[Problem statement]
Pull every line containing "calor" out of the material below.
╔══
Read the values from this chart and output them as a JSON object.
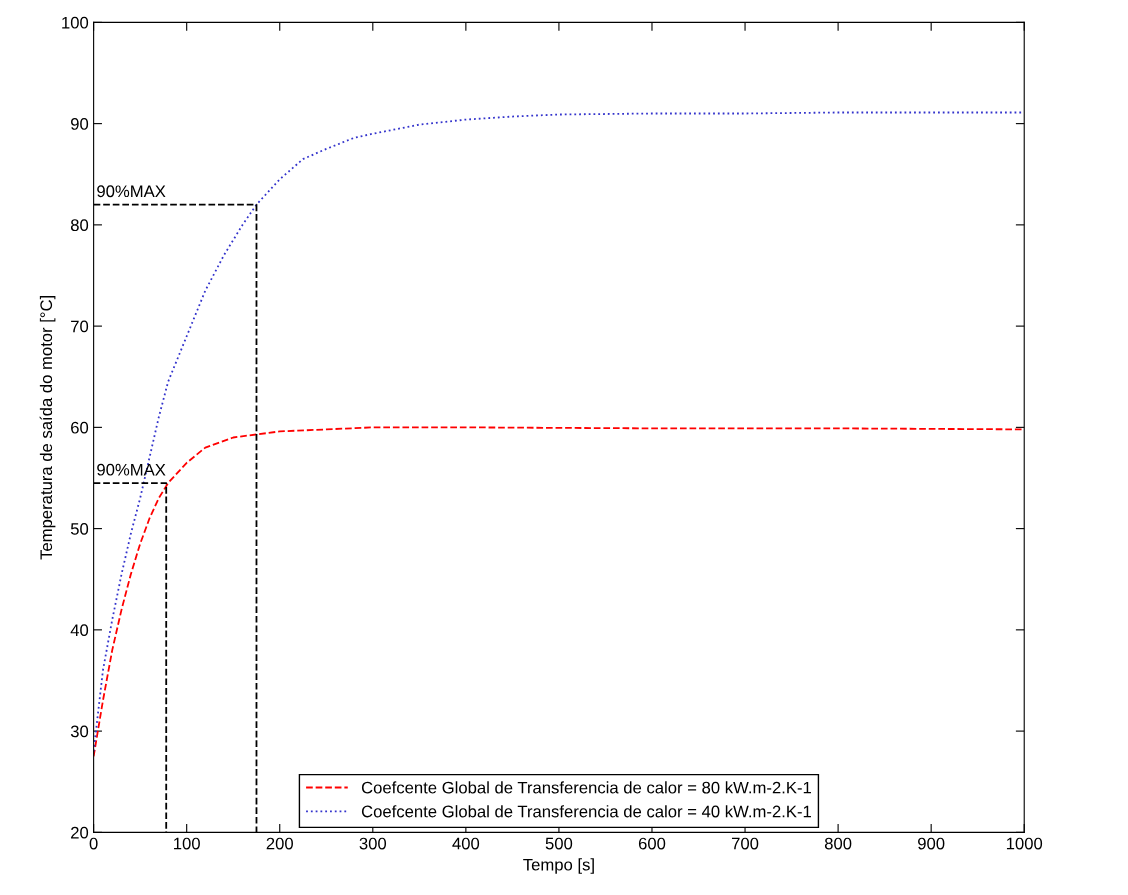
{
  "chart_data": {
    "type": "line",
    "xlabel": "Tempo [s]",
    "ylabel": "Temperatura de saída do motor [°C]",
    "xlim": [
      0,
      1000
    ],
    "xticks": [
      0,
      100,
      200,
      300,
      400,
      500,
      600,
      700,
      800,
      900,
      1000
    ],
    "ylim": [
      20,
      100
    ],
    "yticks": [
      20,
      30,
      40,
      50,
      60,
      70,
      80,
      90,
      100
    ],
    "grid": false,
    "legend": "bottom",
    "marker": "none",
    "series": [
      {
        "name": "Coefcente Global de Transferencia de calor = 80 kW.m-2.K-1",
        "color": "#ff0000",
        "line_style": "dashed",
        "x": [
          0,
          10,
          20,
          30,
          40,
          50,
          60,
          70,
          80,
          100,
          120,
          150,
          175,
          200,
          250,
          300,
          400,
          600,
          800,
          1000
        ],
        "values": [
          27.5,
          33,
          38,
          42,
          45.5,
          48.5,
          51,
          53,
          54.5,
          56.5,
          58,
          59,
          59.3,
          59.6,
          59.8,
          60,
          60,
          59.9,
          59.9,
          59.8
        ]
      },
      {
        "name": "Coefcente Global de Transferencia de calor = 40 kW.m-2.K-1",
        "color": "#3333cc",
        "line_style": "dotted",
        "x": [
          0,
          10,
          20,
          30,
          40,
          50,
          60,
          70,
          80,
          100,
          120,
          140,
          160,
          175,
          200,
          225,
          250,
          280,
          300,
          350,
          400,
          450,
          500,
          600,
          700,
          800,
          1000
        ],
        "values": [
          28,
          36,
          41,
          45.5,
          49.5,
          53,
          57,
          61,
          64.5,
          69,
          73.5,
          77,
          80,
          82,
          84.5,
          86.5,
          87.5,
          88.6,
          89,
          89.9,
          90.4,
          90.7,
          90.9,
          91,
          91,
          91.1,
          91.1
        ]
      },
      {
        "color": "#000000",
        "line_style": "dashed",
        "x": [
          0,
          175,
          175
        ],
        "values": [
          82,
          82,
          20
        ]
      },
      {
        "color": "#000000",
        "line_style": "dashed",
        "x": [
          0,
          78,
          78
        ],
        "values": [
          54.5,
          54.5,
          20
        ]
      }
    ],
    "annotations": [
      {
        "text": "90%MAX",
        "x": 0,
        "y": 82
      },
      {
        "text": "90%MAX",
        "x": 0,
        "y": 54.5
      }
    ]
  }
}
╚══
[Result for this exercise]
        "name": "Coefcente Global de Transferencia de calor = 80 kW.m-2.K-1",
        "name": "Coefcente Global de Transferencia de calor = 40 kW.m-2.K-1",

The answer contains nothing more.